begin INFORMATION GIVEN

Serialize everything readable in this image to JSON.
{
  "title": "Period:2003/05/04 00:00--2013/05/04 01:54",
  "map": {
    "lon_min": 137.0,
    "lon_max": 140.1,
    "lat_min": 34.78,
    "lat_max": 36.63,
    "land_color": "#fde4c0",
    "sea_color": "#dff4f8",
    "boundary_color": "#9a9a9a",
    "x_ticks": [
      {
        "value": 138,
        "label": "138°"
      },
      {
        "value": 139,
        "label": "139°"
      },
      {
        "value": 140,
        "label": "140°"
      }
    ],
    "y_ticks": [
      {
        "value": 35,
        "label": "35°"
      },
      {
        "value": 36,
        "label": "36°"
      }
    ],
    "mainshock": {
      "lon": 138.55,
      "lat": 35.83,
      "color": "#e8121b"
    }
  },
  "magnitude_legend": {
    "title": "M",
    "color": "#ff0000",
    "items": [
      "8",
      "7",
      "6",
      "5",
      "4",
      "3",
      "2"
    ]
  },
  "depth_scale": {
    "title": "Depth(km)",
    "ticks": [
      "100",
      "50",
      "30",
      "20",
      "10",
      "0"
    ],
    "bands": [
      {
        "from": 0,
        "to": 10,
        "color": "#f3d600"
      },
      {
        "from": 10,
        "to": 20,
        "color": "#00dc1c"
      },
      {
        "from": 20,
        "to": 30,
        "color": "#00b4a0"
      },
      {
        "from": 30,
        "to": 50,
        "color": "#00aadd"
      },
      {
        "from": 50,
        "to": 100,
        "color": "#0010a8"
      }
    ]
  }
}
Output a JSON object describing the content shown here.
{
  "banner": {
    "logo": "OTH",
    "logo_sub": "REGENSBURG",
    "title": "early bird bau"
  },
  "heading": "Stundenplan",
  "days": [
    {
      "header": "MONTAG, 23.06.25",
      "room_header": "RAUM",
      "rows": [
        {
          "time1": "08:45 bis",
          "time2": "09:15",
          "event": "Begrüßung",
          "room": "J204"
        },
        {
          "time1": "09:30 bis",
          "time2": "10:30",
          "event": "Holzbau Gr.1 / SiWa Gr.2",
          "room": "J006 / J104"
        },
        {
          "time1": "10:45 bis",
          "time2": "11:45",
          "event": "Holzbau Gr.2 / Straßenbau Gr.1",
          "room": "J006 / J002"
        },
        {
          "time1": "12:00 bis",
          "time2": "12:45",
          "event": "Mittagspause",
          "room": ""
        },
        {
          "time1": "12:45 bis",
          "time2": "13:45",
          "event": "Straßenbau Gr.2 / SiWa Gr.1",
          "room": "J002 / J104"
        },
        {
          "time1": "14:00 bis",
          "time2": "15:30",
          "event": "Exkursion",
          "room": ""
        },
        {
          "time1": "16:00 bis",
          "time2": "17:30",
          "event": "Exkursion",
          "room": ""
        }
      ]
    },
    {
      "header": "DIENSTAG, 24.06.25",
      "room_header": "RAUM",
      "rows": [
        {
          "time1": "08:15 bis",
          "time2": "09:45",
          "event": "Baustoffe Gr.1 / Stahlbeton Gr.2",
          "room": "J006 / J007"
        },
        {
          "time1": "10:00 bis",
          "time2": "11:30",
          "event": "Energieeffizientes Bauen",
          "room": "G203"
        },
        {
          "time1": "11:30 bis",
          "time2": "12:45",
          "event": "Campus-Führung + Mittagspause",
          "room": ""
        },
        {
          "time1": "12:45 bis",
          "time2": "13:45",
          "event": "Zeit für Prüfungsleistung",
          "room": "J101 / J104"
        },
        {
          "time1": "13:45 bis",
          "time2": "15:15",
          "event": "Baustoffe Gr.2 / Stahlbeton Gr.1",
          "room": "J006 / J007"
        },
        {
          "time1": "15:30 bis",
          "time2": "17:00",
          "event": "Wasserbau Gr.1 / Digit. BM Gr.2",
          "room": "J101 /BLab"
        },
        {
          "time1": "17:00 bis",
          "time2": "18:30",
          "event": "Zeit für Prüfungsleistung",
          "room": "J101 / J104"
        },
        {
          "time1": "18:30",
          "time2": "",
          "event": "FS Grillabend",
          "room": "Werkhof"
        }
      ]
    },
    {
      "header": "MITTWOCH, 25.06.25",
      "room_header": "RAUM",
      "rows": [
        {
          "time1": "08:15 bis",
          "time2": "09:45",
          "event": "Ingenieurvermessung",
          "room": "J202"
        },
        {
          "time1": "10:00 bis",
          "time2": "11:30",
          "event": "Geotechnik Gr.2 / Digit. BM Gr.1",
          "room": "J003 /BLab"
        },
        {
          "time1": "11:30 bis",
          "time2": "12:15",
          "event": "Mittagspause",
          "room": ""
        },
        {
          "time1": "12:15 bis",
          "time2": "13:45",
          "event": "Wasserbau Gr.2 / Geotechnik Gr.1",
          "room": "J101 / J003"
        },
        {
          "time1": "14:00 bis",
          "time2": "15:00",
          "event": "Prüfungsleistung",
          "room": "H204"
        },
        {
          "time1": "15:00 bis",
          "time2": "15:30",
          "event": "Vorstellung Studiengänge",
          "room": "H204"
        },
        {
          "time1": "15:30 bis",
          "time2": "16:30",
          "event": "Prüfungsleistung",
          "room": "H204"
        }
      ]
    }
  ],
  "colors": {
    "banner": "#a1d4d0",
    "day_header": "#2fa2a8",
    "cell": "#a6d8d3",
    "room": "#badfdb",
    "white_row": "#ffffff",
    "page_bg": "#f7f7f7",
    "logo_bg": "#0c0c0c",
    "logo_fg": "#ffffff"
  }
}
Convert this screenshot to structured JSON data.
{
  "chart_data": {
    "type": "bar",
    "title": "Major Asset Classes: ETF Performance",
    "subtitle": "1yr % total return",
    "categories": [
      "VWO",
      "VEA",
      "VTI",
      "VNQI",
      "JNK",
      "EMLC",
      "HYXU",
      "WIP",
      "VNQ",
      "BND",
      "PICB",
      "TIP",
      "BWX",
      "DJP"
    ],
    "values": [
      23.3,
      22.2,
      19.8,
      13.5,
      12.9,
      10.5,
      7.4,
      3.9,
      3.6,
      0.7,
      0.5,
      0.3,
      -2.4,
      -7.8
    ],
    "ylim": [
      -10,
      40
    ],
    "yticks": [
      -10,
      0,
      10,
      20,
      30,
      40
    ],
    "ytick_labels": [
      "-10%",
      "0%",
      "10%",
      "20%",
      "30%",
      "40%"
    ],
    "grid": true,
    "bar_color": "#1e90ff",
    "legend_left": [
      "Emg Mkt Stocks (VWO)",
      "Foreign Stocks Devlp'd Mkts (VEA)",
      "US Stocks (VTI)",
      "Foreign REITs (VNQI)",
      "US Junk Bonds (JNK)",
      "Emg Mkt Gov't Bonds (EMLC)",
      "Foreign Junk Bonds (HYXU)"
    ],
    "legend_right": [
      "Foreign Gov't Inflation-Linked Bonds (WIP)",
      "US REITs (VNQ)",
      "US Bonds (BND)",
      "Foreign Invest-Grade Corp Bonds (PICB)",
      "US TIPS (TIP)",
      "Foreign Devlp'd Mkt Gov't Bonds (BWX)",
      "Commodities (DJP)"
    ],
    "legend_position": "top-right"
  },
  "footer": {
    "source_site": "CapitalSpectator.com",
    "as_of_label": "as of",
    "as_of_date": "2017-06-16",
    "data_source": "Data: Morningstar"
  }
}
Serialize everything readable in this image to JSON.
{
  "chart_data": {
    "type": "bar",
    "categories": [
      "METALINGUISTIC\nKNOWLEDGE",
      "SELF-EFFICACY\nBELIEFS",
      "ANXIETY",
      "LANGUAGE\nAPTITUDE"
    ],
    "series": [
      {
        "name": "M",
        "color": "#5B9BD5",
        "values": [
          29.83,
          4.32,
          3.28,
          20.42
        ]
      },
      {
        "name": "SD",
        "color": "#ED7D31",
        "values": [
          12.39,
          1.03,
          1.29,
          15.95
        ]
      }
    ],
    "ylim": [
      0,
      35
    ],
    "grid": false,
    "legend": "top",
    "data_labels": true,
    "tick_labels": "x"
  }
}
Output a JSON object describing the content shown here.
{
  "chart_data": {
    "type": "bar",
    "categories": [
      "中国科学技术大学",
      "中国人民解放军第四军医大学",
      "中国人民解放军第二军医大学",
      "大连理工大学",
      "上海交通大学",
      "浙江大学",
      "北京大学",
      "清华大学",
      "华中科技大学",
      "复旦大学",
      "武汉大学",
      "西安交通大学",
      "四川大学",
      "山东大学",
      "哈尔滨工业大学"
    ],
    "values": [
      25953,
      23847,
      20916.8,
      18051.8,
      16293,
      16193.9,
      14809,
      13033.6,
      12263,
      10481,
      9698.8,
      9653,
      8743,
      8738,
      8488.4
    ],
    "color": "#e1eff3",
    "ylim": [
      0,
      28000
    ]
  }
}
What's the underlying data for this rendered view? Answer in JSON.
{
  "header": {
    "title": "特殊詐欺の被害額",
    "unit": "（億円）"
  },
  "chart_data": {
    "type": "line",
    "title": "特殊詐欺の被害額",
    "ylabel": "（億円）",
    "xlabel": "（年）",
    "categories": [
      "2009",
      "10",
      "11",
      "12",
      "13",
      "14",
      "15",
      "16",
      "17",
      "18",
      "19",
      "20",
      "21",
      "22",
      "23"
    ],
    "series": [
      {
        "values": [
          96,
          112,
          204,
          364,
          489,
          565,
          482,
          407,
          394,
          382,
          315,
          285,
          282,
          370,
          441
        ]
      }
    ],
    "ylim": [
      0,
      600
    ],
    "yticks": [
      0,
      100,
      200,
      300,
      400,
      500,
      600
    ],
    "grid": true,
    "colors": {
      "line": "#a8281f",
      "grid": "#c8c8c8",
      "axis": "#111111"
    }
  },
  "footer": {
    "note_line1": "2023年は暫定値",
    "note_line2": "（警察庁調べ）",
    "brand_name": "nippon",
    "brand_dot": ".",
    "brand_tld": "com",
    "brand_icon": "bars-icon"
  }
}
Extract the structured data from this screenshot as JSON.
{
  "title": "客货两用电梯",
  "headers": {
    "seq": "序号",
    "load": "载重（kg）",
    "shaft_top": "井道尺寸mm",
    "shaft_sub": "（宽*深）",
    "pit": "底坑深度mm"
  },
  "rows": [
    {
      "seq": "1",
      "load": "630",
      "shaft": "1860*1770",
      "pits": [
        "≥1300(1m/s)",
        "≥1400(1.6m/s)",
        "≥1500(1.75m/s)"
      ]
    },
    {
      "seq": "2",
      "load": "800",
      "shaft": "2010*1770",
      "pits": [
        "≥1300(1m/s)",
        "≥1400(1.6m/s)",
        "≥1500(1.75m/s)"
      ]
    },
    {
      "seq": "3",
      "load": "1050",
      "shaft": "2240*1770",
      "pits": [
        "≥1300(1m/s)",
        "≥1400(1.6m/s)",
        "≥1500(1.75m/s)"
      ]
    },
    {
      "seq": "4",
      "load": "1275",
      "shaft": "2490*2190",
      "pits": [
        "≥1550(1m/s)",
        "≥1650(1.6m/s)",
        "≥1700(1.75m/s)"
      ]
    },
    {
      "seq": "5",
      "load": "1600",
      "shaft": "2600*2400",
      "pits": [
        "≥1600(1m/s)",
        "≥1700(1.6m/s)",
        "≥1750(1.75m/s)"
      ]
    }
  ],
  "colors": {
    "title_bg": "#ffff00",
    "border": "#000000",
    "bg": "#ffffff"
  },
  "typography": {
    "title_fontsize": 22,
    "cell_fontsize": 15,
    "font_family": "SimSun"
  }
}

end INFORMATION GIVEN

#### EXERCISE DETAILS
Which lines in the data above contain "Bonds"? Show each one.

#### WRITTEN ANSWER
      "US Junk Bonds (JNK)",
      "Emg Mkt Gov't Bonds (EMLC)",
      "Foreign Junk Bonds (HYXU)"
      "Foreign Gov't Inflation-Linked Bonds (WIP)",
      "US Bonds (BND)",
      "Foreign Invest-Grade Corp Bonds (PICB)",
      "Foreign Devlp'd Mkt Gov't Bonds (BWX)",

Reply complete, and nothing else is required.